### [Instruction]
Here are some records. Copy each one exactly.

### [Extracted data entries]
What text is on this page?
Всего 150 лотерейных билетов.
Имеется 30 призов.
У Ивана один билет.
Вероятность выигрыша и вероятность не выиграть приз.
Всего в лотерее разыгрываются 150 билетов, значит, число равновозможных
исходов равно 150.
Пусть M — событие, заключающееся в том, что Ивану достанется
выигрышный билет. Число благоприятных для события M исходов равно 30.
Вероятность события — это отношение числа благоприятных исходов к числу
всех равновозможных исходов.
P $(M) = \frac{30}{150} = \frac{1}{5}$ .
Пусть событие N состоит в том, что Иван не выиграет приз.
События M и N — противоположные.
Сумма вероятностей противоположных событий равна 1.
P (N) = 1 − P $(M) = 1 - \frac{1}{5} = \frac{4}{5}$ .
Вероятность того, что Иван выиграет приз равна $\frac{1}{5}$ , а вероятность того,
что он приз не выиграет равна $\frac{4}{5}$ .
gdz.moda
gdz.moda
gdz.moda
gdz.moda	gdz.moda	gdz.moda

### [Written answer]
What text is on this page?
Всего 150 лотерейных билетов.
Имеется 30 призов.
У Ивана один билет.
Вероятность выигрыша и вероятность не выиграть приз.
Всего в лотерее разыгрываются 150 билетов, значит, число равновозможных
исходов равно 150.
Пусть M — событие, заключающееся в том, что Ивану достанется
выигрышный билет. Число благоприятных для события M исходов равно 30.
Вероятность события — это отношение числа благоприятных исходов к числу
всех равновозможных исходов.
P $(M) = \frac{30}{150} = \frac{1}{5}$ .
Пусть событие N состоит в том, что Иван не выиграет приз.
События M и N — противоположные.
Сумма вероятностей противоположных событий равна 1.
P (N) = 1 − P $(M) = 1 - \frac{1}{5} = \frac{4}{5}$ .
Вероятность того, что Иван выиграет приз равна $\frac{1}{5}$ , а вероятность того,
что он приз не выиграет равна $\frac{4}{5}$ .
gdz.moda
gdz.moda
gdz.moda
gdz.moda	gdz.moda	gdz.moda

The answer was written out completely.